EXERCISE GOAL: Write out the listing beneath this instruction in its entirety, exactly as it reads.

MATERIAL SHOWN:
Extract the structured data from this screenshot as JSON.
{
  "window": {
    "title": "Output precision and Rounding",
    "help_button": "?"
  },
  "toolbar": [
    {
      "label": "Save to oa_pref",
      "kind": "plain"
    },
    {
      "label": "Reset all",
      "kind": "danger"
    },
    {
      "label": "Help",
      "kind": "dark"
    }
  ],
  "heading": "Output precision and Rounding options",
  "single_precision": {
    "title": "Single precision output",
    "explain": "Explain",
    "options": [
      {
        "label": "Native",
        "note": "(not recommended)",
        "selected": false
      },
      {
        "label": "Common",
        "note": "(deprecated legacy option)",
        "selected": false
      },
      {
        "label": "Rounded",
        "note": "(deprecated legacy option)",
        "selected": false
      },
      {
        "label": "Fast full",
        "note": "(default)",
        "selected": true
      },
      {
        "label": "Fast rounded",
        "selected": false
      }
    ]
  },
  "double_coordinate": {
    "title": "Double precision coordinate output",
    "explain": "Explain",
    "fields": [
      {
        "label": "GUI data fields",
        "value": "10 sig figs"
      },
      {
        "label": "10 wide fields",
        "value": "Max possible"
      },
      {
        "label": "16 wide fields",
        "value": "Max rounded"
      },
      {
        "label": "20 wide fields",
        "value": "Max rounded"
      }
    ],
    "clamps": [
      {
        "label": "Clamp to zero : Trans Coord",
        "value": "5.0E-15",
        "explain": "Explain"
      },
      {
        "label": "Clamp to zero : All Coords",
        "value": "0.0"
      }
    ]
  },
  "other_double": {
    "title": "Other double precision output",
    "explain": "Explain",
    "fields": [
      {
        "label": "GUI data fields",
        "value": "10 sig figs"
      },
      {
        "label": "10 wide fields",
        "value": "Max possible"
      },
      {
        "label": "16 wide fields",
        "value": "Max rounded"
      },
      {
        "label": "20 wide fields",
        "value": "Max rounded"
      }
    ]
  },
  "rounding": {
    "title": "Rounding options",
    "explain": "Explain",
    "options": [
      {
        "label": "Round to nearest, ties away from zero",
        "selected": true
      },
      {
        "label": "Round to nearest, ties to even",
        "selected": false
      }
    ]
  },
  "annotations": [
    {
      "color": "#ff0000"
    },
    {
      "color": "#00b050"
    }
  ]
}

FULL SOLUTION:
Extract the structured data from this screenshot as JSON.
{
  "window": {
    "title": "Output precision and Rounding",
    "help_button": "?"
  },
  "toolbar": [
    {
      "label": "Save to oa_pref",
      "kind": "plain"
    },
    {
      "label": "Reset all",
      "kind": "danger"
    },
    {
      "label": "Help",
      "kind": "dark"
    }
  ],
  "heading": "Output precision and Rounding options",
  "single_precision": {
    "title": "Single precision output",
    "explain": "Explain",
    "options": [
      {
        "label": "Native",
        "note": "(not recommended)",
        "selected": false
      },
      {
        "label": "Common",
        "note": "(deprecated legacy option)",
        "selected": false
      },
      {
        "label": "Rounded",
        "note": "(deprecated legacy option)",
        "selected": false
      },
      {
        "label": "Fast full",
        "note": "(default)",
        "selected": true
      },
      {
        "label": "Fast rounded",
        "selected": false
      }
    ]
  },
  "double_coordinate": {
    "title": "Double precision coordinate output",
    "explain": "Explain",
    "fields": [
      {
        "label": "GUI data fields",
        "value": "10 sig figs"
      },
      {
        "label": "10 wide fields",
        "value": "Max possible"
      },
      {
        "label": "16 wide fields",
        "value": "Max rounded"
      },
      {
        "label": "20 wide fields",
        "value": "Max rounded"
      }
    ],
    "clamps": [
      {
        "label": "Clamp to zero : Trans Coord",
        "value": "5.0E-15",
        "explain": "Explain"
      },
      {
        "label": "Clamp to zero : All Coords",
        "value": "0.0"
      }
    ]
  },
  "other_double": {
    "title": "Other double precision output",
    "explain": "Explain",
    "fields": [
      {
        "label": "GUI data fields",
        "value": "10 sig figs"
      },
      {
        "label": "10 wide fields",
        "value": "Max possible"
      },
      {
        "label": "16 wide fields",
        "value": "Max rounded"
      },
      {
        "label": "20 wide fields",
        "value": "Max rounded"
      }
    ]
  },
  "rounding": {
    "title": "Rounding options",
    "explain": "Explain",
    "options": [
      {
        "label": "Round to nearest, ties away from zero",
        "selected": true
      },
      {
        "label": "Round to nearest, ties to even",
        "selected": false
      }
    ]
  },
  "annotations": [
    {
      "color": "#ff0000"
    },
    {
      "color": "#00b050"
    }
  ]
}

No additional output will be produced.